Problem to work on: Give back a single number, the count of lines containing the word "true".

Entries shown:

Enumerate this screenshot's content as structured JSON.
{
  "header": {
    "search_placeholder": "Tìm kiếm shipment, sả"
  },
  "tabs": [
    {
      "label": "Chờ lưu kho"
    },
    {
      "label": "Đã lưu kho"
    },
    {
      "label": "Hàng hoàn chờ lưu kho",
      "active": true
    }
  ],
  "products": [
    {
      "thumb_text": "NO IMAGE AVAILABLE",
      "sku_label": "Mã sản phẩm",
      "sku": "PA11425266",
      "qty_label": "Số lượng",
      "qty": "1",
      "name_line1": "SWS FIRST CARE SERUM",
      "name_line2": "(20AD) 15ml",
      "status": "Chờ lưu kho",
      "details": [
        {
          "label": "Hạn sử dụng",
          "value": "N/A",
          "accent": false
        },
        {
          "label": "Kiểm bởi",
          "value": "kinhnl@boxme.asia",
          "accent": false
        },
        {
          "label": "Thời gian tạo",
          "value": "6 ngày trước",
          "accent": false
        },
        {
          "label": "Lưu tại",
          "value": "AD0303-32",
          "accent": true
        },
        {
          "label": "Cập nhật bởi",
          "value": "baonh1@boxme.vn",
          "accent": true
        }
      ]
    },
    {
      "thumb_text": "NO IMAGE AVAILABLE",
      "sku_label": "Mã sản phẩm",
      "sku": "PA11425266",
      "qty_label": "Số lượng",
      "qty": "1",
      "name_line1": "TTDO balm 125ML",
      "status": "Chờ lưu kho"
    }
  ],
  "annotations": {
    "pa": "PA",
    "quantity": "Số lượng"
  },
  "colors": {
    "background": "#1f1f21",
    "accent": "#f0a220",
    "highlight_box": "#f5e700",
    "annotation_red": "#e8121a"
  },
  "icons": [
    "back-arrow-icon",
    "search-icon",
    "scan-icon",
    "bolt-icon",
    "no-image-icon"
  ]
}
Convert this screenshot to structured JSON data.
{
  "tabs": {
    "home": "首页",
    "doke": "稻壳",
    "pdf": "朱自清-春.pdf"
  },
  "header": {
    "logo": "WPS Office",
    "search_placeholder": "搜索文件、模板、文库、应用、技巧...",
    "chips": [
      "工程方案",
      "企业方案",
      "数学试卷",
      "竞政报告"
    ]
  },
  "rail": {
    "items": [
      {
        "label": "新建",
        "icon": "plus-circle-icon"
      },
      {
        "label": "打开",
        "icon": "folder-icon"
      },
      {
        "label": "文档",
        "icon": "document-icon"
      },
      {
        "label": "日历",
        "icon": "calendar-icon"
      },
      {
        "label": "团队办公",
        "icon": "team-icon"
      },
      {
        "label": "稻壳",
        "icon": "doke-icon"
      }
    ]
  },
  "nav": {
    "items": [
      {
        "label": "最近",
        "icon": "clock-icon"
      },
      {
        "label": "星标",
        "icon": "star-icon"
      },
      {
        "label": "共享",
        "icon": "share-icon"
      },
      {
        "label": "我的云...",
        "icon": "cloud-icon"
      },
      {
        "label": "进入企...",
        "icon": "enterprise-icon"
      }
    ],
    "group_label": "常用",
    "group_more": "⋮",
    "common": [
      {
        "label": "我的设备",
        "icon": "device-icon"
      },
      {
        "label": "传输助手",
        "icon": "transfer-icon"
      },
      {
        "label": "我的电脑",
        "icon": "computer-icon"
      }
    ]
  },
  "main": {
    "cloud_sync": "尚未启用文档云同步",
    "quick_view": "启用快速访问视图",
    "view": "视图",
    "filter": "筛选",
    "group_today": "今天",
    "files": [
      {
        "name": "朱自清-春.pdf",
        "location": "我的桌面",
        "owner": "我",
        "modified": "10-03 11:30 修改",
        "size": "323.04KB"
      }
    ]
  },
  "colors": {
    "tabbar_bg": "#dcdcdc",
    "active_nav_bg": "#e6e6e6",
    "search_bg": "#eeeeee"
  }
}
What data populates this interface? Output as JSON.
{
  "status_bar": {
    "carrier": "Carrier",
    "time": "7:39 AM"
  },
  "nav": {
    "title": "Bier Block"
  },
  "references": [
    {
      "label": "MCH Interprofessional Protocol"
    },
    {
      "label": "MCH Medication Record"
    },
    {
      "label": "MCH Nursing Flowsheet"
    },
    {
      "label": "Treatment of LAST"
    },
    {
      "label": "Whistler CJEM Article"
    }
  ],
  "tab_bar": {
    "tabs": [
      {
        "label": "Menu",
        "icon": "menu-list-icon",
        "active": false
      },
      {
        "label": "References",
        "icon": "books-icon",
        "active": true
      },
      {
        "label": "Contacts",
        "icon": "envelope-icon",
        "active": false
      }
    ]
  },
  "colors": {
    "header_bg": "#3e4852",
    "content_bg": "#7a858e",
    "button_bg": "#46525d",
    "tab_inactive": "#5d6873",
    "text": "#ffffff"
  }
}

---

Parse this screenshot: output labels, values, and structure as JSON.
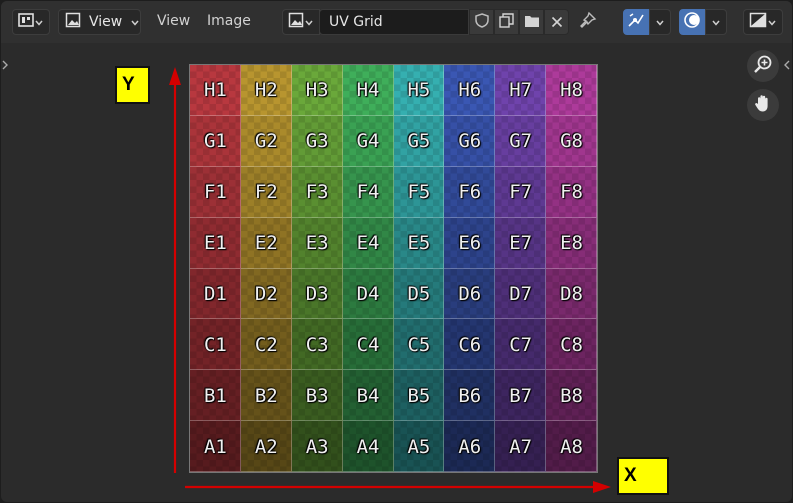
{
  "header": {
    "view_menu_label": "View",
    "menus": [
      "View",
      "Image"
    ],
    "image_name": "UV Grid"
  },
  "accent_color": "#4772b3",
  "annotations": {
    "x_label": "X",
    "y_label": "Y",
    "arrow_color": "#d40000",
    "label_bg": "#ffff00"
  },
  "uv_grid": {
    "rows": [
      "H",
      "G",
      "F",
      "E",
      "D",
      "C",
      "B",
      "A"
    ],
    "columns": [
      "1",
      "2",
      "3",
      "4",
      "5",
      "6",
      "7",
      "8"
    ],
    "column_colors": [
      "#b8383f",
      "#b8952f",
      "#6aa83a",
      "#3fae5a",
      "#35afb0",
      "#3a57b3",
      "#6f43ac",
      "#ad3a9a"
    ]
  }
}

...

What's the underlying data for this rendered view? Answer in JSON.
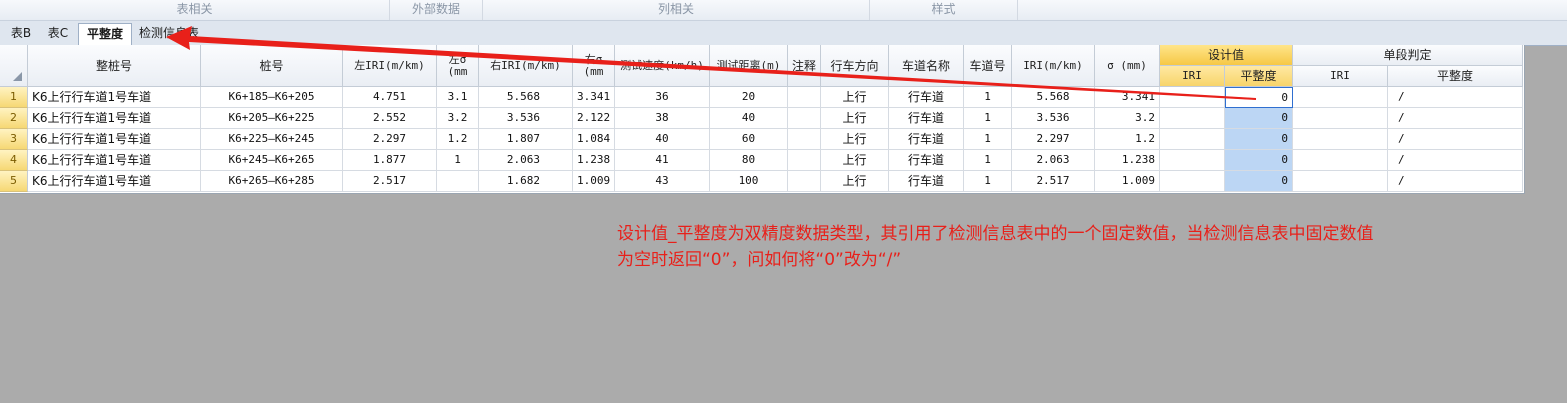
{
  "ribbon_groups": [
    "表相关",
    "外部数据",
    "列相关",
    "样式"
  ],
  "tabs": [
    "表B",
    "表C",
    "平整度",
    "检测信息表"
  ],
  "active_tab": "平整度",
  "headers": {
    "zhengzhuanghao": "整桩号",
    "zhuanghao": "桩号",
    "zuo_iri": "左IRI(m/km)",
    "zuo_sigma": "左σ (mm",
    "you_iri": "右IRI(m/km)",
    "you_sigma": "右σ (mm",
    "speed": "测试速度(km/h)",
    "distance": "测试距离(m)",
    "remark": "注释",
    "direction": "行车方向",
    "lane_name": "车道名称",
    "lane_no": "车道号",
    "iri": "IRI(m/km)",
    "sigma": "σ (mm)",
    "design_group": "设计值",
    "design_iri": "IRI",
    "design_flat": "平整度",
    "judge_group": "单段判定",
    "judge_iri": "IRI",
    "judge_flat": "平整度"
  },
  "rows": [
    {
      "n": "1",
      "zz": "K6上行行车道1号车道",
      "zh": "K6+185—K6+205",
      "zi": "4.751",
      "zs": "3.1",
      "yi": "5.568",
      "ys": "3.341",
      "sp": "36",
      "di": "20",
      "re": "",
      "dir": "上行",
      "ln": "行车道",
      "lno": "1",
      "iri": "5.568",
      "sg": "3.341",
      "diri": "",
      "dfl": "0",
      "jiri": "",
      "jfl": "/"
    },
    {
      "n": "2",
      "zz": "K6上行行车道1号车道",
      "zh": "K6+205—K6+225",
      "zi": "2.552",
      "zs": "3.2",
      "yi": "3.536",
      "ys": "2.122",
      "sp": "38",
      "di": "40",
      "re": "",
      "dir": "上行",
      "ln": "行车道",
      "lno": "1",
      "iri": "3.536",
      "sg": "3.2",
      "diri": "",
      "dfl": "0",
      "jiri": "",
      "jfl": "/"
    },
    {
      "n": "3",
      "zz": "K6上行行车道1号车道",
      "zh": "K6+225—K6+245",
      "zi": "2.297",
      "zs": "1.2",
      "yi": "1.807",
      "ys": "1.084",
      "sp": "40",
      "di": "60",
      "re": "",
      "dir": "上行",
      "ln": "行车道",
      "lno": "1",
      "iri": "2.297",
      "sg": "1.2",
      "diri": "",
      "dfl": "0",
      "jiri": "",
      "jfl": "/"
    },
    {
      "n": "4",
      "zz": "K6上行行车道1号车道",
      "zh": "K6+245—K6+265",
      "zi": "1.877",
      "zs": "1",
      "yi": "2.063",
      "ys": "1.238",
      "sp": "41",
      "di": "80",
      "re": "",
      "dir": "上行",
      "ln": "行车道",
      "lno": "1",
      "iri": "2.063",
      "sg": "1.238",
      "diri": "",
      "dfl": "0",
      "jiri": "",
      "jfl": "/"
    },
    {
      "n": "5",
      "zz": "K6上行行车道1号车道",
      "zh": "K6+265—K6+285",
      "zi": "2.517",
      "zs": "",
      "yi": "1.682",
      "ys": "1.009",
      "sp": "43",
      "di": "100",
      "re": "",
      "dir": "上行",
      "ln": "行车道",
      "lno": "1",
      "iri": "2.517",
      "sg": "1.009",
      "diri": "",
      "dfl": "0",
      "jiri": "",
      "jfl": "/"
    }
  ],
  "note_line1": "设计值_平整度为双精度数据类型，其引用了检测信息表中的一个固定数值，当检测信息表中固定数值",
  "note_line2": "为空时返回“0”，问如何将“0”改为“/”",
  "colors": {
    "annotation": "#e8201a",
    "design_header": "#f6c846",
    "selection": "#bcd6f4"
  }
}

Solution to this problem: 4